> Stated task
Return every line below in which "title" appears.

> Data to process
▬▬▬▬▬▬▬▬▬▬

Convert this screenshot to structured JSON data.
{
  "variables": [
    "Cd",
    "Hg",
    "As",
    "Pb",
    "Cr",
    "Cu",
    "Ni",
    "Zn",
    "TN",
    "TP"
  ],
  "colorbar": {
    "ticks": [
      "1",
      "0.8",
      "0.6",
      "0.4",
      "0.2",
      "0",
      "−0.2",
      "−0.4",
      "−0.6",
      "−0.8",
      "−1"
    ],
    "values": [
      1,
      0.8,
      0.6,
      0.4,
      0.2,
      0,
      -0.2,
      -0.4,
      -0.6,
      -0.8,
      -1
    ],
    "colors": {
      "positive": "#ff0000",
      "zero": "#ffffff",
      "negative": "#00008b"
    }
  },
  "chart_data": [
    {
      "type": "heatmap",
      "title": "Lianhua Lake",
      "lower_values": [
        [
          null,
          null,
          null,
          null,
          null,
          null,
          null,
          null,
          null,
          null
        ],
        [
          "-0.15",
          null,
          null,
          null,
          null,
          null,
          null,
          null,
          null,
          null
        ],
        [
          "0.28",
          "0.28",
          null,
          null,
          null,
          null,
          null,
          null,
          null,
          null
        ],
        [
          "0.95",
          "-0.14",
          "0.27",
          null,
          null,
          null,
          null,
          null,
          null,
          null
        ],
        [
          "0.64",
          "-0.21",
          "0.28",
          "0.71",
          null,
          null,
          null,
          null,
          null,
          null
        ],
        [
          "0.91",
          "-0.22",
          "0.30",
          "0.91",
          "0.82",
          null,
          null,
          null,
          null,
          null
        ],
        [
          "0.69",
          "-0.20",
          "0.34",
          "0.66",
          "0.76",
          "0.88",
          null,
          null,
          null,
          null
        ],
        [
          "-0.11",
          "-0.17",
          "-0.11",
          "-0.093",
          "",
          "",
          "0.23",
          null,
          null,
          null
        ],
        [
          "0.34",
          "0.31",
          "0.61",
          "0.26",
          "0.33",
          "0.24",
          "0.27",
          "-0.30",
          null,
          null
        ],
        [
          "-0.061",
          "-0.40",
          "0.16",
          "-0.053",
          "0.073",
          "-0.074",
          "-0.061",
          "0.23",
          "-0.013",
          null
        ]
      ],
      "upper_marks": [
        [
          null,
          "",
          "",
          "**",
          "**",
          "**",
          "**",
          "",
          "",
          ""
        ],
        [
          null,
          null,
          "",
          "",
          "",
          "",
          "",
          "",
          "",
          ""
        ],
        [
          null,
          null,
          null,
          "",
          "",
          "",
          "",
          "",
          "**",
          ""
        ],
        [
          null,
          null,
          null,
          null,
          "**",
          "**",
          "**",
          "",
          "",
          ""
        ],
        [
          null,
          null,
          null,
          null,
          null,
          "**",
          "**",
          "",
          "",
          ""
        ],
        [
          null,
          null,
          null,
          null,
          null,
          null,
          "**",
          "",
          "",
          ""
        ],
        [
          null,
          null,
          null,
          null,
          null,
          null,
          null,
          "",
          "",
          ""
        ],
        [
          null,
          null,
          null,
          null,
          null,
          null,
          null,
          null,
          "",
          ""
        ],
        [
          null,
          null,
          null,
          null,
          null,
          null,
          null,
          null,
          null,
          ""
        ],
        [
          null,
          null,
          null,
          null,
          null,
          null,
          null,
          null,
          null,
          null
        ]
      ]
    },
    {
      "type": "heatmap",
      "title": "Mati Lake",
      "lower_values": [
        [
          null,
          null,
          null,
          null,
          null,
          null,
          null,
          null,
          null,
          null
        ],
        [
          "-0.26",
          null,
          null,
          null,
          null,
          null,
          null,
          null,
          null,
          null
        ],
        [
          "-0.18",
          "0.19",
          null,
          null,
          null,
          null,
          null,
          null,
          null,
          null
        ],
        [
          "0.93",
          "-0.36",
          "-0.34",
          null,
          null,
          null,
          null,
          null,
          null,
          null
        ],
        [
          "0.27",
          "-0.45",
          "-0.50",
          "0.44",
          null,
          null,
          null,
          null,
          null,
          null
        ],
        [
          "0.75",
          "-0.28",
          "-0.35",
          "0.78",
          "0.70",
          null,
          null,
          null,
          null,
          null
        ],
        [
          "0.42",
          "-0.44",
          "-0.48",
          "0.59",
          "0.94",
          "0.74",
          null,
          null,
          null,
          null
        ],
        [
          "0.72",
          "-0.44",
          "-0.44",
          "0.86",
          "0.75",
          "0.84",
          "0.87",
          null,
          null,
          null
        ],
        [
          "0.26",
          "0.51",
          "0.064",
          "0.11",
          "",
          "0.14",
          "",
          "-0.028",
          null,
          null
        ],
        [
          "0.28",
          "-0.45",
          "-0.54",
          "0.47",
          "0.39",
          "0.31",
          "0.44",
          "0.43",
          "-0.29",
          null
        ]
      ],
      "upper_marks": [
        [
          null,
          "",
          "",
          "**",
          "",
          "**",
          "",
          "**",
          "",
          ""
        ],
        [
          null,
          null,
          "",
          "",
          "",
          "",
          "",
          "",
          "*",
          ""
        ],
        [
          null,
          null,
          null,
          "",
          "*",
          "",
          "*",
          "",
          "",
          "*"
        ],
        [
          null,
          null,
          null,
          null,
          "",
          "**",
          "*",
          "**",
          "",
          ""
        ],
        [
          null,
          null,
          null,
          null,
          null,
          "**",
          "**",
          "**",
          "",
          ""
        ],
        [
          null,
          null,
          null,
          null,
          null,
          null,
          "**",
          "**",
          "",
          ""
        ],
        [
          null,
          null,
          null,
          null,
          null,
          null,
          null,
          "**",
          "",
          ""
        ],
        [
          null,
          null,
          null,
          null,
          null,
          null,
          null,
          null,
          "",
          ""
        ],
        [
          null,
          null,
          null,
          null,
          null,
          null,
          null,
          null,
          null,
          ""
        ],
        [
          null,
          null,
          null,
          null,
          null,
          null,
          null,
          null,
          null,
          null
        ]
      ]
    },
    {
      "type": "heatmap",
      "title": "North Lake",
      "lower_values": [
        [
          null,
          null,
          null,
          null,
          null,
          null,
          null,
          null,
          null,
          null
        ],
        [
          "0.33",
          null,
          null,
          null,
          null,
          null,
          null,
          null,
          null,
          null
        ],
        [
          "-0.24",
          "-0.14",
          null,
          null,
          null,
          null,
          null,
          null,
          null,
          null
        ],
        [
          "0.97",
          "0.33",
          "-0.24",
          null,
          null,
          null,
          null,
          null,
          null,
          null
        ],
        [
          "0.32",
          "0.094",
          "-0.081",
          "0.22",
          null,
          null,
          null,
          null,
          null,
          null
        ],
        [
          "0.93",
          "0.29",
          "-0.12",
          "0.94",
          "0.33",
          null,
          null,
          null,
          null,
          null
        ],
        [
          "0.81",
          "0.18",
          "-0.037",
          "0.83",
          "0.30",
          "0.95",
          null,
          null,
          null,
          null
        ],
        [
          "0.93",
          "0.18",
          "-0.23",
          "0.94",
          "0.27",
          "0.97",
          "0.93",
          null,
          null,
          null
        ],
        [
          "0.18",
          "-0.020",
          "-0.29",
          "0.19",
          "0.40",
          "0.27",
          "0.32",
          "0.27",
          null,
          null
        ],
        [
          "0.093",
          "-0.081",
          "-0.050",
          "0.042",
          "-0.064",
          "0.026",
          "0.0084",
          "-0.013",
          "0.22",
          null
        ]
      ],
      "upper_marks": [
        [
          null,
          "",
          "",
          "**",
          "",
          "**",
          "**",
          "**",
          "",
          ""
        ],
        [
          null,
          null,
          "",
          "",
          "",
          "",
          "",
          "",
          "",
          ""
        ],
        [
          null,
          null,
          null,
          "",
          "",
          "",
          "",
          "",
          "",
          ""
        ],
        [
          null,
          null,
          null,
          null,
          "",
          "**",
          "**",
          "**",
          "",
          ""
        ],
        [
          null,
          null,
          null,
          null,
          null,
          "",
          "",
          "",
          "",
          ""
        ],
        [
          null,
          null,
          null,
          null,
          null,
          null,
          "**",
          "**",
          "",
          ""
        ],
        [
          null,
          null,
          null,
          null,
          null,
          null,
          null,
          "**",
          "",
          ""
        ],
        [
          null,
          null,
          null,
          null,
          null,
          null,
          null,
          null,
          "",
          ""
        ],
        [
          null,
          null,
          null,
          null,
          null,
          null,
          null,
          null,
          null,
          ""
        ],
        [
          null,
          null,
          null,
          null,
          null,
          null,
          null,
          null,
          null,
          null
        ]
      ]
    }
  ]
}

▬▬▬▬▬▬▬▬▬▬

> Answer to the exercise
      "title": "Lianhua Lake",
      "title": "Mati Lake",
      "title": "North Lake",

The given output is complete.